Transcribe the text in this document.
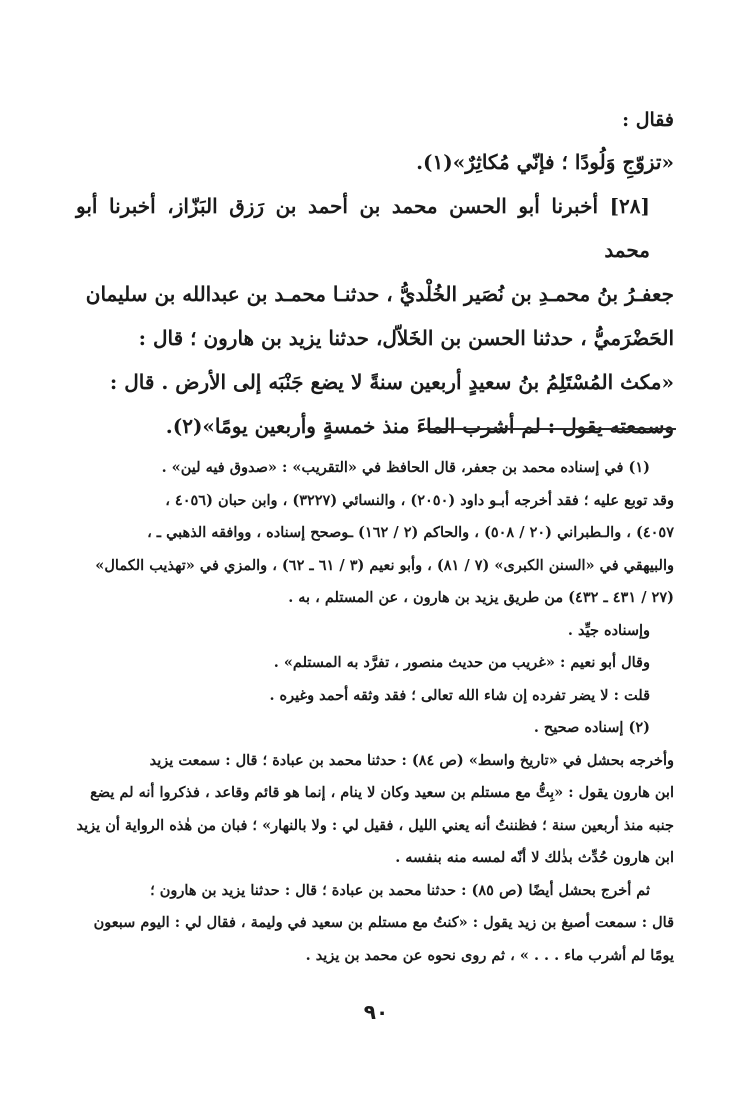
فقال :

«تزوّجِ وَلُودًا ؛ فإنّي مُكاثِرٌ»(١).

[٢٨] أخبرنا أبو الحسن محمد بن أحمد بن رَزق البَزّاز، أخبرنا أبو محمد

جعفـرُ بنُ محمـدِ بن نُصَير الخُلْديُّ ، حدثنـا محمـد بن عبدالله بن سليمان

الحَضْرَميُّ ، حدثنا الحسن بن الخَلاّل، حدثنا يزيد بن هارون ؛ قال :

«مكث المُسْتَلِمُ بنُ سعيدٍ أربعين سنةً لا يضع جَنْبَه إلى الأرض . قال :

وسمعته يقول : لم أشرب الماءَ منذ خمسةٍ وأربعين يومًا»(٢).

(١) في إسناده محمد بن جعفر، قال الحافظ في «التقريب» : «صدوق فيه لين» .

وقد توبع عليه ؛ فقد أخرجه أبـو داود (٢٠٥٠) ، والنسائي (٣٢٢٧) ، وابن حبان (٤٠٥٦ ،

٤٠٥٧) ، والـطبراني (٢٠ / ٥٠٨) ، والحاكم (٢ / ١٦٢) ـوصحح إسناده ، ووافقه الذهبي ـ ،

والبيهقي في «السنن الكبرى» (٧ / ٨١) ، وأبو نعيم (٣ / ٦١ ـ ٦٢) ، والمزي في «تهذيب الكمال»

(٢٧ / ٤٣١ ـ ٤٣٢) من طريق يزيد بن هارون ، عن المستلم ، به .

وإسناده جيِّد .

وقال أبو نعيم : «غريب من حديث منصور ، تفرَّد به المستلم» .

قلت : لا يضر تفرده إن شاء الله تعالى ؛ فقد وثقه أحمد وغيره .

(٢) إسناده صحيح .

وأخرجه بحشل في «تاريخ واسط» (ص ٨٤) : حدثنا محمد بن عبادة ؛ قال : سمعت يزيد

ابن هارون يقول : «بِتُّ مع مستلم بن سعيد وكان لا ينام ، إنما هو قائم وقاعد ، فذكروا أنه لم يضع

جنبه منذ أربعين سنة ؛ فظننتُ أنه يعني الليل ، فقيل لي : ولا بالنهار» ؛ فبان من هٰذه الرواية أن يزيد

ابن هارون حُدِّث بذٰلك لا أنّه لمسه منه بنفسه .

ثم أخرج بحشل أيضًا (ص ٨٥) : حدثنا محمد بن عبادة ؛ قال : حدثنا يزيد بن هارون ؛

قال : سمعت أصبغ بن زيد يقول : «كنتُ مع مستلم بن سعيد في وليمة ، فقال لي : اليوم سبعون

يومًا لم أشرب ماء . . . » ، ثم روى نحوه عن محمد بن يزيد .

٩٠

◇ ◇ ◇

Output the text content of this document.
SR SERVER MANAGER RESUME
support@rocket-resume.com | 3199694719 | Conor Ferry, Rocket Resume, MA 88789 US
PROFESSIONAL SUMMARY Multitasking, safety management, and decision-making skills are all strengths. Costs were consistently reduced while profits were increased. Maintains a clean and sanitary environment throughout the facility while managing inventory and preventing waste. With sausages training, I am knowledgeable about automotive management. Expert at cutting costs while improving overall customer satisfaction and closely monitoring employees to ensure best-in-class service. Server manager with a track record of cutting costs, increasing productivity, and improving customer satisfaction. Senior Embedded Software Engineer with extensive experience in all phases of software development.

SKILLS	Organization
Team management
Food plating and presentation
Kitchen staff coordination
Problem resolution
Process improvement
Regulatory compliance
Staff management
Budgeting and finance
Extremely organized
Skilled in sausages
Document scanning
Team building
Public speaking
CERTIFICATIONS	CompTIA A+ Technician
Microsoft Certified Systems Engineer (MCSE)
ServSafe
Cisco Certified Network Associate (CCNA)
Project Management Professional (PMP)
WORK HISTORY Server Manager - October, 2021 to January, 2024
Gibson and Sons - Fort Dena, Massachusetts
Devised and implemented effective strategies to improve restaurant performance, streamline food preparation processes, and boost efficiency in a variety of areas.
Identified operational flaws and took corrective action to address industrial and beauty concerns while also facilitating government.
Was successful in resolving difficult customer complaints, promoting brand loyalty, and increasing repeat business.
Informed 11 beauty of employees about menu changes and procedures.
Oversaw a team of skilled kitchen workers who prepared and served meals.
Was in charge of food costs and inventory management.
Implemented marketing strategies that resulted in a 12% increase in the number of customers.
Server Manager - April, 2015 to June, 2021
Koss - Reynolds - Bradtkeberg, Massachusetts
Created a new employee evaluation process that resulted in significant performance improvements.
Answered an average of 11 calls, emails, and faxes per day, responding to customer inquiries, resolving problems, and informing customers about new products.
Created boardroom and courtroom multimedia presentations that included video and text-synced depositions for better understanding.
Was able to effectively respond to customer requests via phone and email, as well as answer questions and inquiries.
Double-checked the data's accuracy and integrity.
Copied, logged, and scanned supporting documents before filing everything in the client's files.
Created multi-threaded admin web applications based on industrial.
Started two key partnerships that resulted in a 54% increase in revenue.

◇ ◇ ◇

*Your goal:* In the material above, find the lines that contain "Engineer" and show them.

*Correct result:*
PROFESSIONAL SUMMARY Multitasking, safety management, and decision-making skills are all strengths. Costs were consistently reduced while profits were increased. Maintains a clean and sanitary environment throughout the facility while managing inventory and preventing waste. With sausages training, I am knowledgeable about automotive management. Expert at cutting costs while improving overall customer satisfaction and closely monitoring employees to ensure best-in-class service. Server manager with a track record of cutting costs, increasing productivity, and improving customer satisfaction. Senior Embedded Software Engineer with extensive experience in all phases of software development.
Microsoft Certified Systems Engineer (MCSE)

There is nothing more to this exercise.